- _Figure record listings_
--------------------------------

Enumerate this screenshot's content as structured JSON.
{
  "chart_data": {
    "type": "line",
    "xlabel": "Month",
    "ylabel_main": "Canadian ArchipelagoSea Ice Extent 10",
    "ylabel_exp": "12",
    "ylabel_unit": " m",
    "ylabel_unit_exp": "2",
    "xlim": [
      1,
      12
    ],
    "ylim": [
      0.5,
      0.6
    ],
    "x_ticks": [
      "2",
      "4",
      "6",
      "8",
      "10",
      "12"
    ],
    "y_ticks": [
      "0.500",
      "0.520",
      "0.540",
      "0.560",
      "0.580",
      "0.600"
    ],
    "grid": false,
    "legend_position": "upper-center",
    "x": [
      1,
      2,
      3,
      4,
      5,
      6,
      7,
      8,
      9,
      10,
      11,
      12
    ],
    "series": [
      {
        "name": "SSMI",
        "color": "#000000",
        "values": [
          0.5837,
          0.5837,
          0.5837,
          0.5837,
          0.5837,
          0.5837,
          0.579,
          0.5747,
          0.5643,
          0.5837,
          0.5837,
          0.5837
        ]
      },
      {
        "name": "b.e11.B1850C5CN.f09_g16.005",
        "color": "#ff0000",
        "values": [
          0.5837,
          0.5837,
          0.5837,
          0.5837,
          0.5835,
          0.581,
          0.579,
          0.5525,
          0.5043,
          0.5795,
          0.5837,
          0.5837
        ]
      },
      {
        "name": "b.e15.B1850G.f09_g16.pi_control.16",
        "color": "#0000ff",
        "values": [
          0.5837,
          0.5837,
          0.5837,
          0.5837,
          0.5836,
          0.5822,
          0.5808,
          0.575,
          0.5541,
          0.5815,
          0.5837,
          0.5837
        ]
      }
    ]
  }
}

--------------------------------

- _Set problem_
Find how many lines in the material hold the word "name" and state that number alone.

- _Result of this task_
3